SHORT TASK: What is the number of lines containing the word "this"? Give that number alone.

□ □ □ □

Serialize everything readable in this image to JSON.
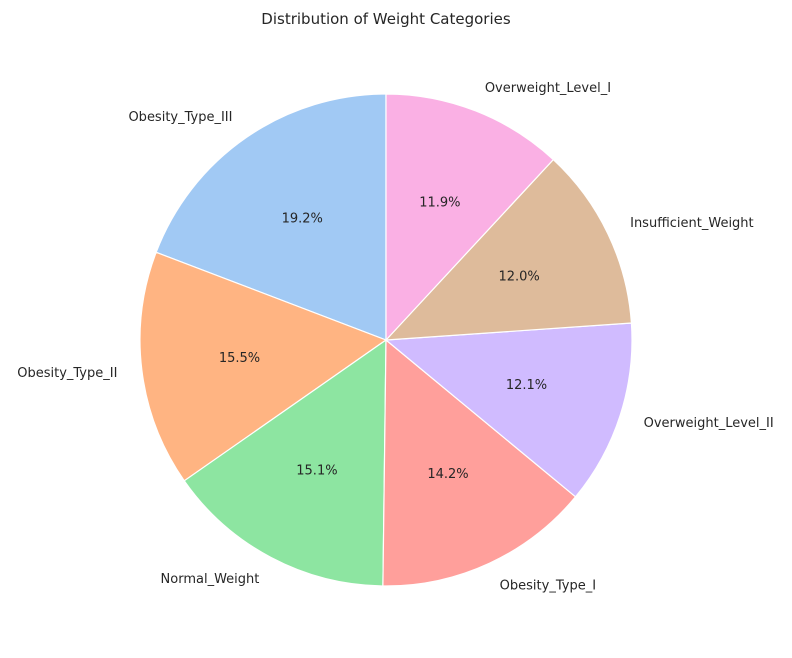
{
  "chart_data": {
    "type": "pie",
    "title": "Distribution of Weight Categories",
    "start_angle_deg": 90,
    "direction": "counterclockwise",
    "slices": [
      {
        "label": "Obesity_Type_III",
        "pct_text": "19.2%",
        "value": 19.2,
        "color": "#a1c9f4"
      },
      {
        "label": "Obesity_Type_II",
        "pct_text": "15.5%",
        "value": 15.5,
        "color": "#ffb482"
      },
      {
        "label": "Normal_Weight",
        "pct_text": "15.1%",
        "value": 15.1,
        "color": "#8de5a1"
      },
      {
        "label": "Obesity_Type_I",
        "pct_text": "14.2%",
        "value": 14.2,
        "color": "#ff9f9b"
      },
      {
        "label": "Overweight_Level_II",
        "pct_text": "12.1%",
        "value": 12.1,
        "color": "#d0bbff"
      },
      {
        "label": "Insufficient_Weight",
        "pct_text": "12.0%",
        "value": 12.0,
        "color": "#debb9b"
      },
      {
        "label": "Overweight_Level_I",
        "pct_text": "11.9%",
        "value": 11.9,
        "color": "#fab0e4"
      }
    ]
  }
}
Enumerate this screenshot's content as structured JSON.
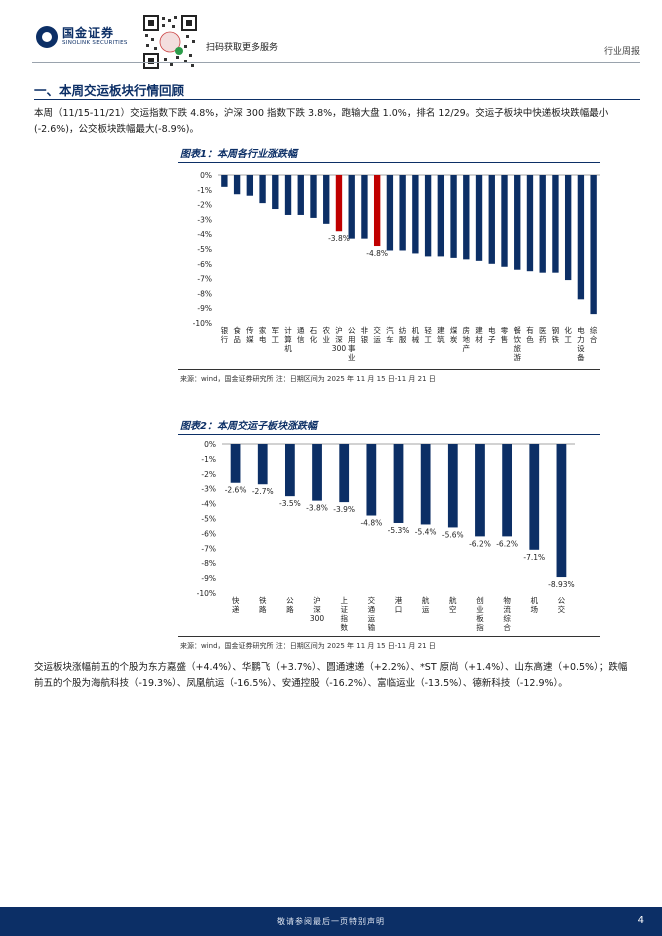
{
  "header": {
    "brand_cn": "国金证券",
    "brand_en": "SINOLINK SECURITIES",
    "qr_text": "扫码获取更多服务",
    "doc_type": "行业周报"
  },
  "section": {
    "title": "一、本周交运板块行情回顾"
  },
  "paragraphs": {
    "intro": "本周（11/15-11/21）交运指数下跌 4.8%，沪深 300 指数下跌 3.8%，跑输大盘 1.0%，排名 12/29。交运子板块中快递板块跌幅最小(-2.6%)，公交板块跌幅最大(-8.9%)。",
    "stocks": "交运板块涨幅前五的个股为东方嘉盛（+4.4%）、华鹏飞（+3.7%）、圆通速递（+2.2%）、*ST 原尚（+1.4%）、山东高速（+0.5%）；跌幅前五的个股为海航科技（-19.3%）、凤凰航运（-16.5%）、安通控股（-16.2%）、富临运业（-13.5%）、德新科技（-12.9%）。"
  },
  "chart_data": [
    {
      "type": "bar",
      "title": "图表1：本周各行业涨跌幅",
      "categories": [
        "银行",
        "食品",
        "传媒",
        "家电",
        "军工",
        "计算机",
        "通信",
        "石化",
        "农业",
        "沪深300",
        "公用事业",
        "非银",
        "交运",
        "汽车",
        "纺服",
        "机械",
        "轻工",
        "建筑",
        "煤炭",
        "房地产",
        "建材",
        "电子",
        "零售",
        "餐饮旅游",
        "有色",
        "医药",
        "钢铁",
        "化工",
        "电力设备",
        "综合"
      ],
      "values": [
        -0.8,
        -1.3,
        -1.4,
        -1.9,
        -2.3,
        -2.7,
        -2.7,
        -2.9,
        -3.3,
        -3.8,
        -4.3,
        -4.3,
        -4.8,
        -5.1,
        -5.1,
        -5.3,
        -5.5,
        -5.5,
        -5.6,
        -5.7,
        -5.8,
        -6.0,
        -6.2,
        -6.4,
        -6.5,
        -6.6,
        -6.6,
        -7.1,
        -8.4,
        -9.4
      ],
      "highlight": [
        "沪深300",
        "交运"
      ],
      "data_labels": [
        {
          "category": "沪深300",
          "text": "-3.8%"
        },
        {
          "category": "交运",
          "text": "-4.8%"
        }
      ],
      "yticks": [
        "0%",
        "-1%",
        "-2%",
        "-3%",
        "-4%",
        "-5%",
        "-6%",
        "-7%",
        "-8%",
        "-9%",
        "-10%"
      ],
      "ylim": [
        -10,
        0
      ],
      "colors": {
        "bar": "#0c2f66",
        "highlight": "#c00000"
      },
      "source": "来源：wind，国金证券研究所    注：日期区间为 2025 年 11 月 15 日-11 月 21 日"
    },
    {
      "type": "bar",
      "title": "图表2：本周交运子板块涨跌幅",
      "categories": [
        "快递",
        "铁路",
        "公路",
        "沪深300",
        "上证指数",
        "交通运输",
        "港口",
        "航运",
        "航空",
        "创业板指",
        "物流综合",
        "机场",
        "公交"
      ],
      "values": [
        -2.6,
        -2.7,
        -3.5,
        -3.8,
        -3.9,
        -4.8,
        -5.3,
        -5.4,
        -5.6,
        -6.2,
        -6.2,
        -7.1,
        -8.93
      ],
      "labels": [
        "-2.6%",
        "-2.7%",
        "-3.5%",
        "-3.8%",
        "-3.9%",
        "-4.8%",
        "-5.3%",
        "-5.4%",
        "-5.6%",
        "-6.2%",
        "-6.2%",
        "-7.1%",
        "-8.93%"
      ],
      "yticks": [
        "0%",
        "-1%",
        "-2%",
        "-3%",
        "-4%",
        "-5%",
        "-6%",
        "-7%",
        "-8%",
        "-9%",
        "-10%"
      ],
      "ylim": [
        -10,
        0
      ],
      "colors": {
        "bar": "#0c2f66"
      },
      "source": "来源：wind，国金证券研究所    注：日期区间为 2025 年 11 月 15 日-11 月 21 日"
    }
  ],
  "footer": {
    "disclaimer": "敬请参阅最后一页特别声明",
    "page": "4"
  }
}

□ □ □ □

ANSWER TO THE PROBLEM: 2